Challenge:
Omit every picture and return the rest of the data unaltered.

Extracts from a graphics dataset:
--
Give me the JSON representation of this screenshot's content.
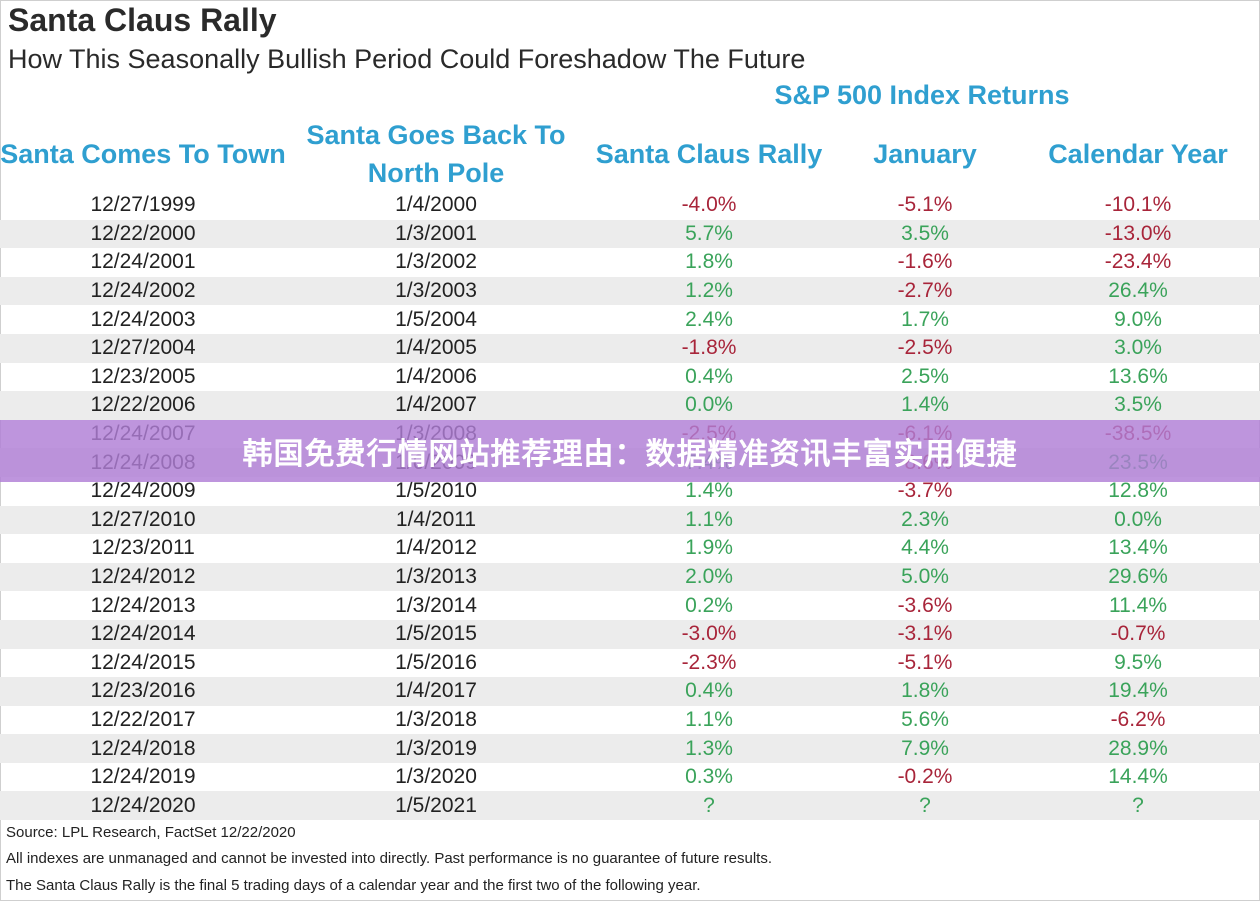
{
  "chart_data": {
    "type": "table",
    "title": "Santa Claus Rally",
    "subtitle": "How This Seasonally Bullish Period Could Foreshadow The Future",
    "group_header": "S&P 500 Index Returns",
    "columns": [
      "Santa Comes To Town",
      "Santa Goes Back To North Pole",
      "Santa Claus Rally",
      "January",
      "Calendar Year"
    ],
    "rows": [
      [
        "12/27/1999",
        "1/4/2000",
        "-4.0%",
        "-5.1%",
        "-10.1%"
      ],
      [
        "12/22/2000",
        "1/3/2001",
        "5.7%",
        "3.5%",
        "-13.0%"
      ],
      [
        "12/24/2001",
        "1/3/2002",
        "1.8%",
        "-1.6%",
        "-23.4%"
      ],
      [
        "12/24/2002",
        "1/3/2003",
        "1.2%",
        "-2.7%",
        "26.4%"
      ],
      [
        "12/24/2003",
        "1/5/2004",
        "2.4%",
        "1.7%",
        "9.0%"
      ],
      [
        "12/27/2004",
        "1/4/2005",
        "-1.8%",
        "-2.5%",
        "3.0%"
      ],
      [
        "12/23/2005",
        "1/4/2006",
        "0.4%",
        "2.5%",
        "13.6%"
      ],
      [
        "12/22/2006",
        "1/4/2007",
        "0.0%",
        "1.4%",
        "3.5%"
      ],
      [
        "12/24/2007",
        "1/3/2008",
        "-2.5%",
        "-6.1%",
        "-38.5%"
      ],
      [
        "12/24/2008",
        "1/6/2009",
        "7.4%",
        "-8.6%",
        "23.5%"
      ],
      [
        "12/24/2009",
        "1/5/2010",
        "1.4%",
        "-3.7%",
        "12.8%"
      ],
      [
        "12/27/2010",
        "1/4/2011",
        "1.1%",
        "2.3%",
        "0.0%"
      ],
      [
        "12/23/2011",
        "1/4/2012",
        "1.9%",
        "4.4%",
        "13.4%"
      ],
      [
        "12/24/2012",
        "1/3/2013",
        "2.0%",
        "5.0%",
        "29.6%"
      ],
      [
        "12/24/2013",
        "1/3/2014",
        "0.2%",
        "-3.6%",
        "11.4%"
      ],
      [
        "12/24/2014",
        "1/5/2015",
        "-3.0%",
        "-3.1%",
        "-0.7%"
      ],
      [
        "12/24/2015",
        "1/5/2016",
        "-2.3%",
        "-5.1%",
        "9.5%"
      ],
      [
        "12/23/2016",
        "1/4/2017",
        "0.4%",
        "1.8%",
        "19.4%"
      ],
      [
        "12/22/2017",
        "1/3/2018",
        "1.1%",
        "5.6%",
        "-6.2%"
      ],
      [
        "12/24/2018",
        "1/3/2019",
        "1.3%",
        "7.9%",
        "28.9%"
      ],
      [
        "12/24/2019",
        "1/3/2020",
        "0.3%",
        "-0.2%",
        "14.4%"
      ],
      [
        "12/24/2020",
        "1/5/2021",
        "?",
        "?",
        "?"
      ]
    ]
  },
  "footnotes": {
    "source": "Source: LPL Research, FactSet 12/22/2020",
    "disclaimer": "All indexes are unmanaged and cannot be invested into directly. Past performance is no guarantee of future results.",
    "definition": "The Santa Claus Rally is the final 5 trading days of a calendar year and the first two of the following year."
  },
  "overlay_banner": "韩国免费行情网站推荐理由：数据精准资讯丰富实用便捷",
  "colors": {
    "header_blue": "#2f9fd0",
    "positive_green": "#3aa35a",
    "negative_red": "#a8253a",
    "stripe_gray": "#ececec",
    "banner_purple": "#b07ed6"
  }
}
--
Solved exercise:
Give me the JSON representation of this screenshot's content.
{
  "chart_data": {
    "type": "table",
    "title": "Santa Claus Rally",
    "subtitle": "How This Seasonally Bullish Period Could Foreshadow The Future",
    "group_header": "S&P 500 Index Returns",
    "columns": [
      "Santa Comes To Town",
      "Santa Goes Back To North Pole",
      "Santa Claus Rally",
      "January",
      "Calendar Year"
    ],
    "rows": [
      [
        "12/27/1999",
        "1/4/2000",
        "-4.0%",
        "-5.1%",
        "-10.1%"
      ],
      [
        "12/22/2000",
        "1/3/2001",
        "5.7%",
        "3.5%",
        "-13.0%"
      ],
      [
        "12/24/2001",
        "1/3/2002",
        "1.8%",
        "-1.6%",
        "-23.4%"
      ],
      [
        "12/24/2002",
        "1/3/2003",
        "1.2%",
        "-2.7%",
        "26.4%"
      ],
      [
        "12/24/2003",
        "1/5/2004",
        "2.4%",
        "1.7%",
        "9.0%"
      ],
      [
        "12/27/2004",
        "1/4/2005",
        "-1.8%",
        "-2.5%",
        "3.0%"
      ],
      [
        "12/23/2005",
        "1/4/2006",
        "0.4%",
        "2.5%",
        "13.6%"
      ],
      [
        "12/22/2006",
        "1/4/2007",
        "0.0%",
        "1.4%",
        "3.5%"
      ],
      [
        "12/24/2007",
        "1/3/2008",
        "-2.5%",
        "-6.1%",
        "-38.5%"
      ],
      [
        "12/24/2008",
        "1/6/2009",
        "7.4%",
        "-8.6%",
        "23.5%"
      ],
      [
        "12/24/2009",
        "1/5/2010",
        "1.4%",
        "-3.7%",
        "12.8%"
      ],
      [
        "12/27/2010",
        "1/4/2011",
        "1.1%",
        "2.3%",
        "0.0%"
      ],
      [
        "12/23/2011",
        "1/4/2012",
        "1.9%",
        "4.4%",
        "13.4%"
      ],
      [
        "12/24/2012",
        "1/3/2013",
        "2.0%",
        "5.0%",
        "29.6%"
      ],
      [
        "12/24/2013",
        "1/3/2014",
        "0.2%",
        "-3.6%",
        "11.4%"
      ],
      [
        "12/24/2014",
        "1/5/2015",
        "-3.0%",
        "-3.1%",
        "-0.7%"
      ],
      [
        "12/24/2015",
        "1/5/2016",
        "-2.3%",
        "-5.1%",
        "9.5%"
      ],
      [
        "12/23/2016",
        "1/4/2017",
        "0.4%",
        "1.8%",
        "19.4%"
      ],
      [
        "12/22/2017",
        "1/3/2018",
        "1.1%",
        "5.6%",
        "-6.2%"
      ],
      [
        "12/24/2018",
        "1/3/2019",
        "1.3%",
        "7.9%",
        "28.9%"
      ],
      [
        "12/24/2019",
        "1/3/2020",
        "0.3%",
        "-0.2%",
        "14.4%"
      ],
      [
        "12/24/2020",
        "1/5/2021",
        "?",
        "?",
        "?"
      ]
    ]
  },
  "footnotes": {
    "source": "Source: LPL Research, FactSet 12/22/2020",
    "disclaimer": "All indexes are unmanaged and cannot be invested into directly. Past performance is no guarantee of future results.",
    "definition": "The Santa Claus Rally is the final 5 trading days of a calendar year and the first two of the following year."
  },
  "overlay_banner": "韩国免费行情网站推荐理由：数据精准资讯丰富实用便捷",
  "colors": {
    "header_blue": "#2f9fd0",
    "positive_green": "#3aa35a",
    "negative_red": "#a8253a",
    "stripe_gray": "#ececec",
    "banner_purple": "#b07ed6"
  }
}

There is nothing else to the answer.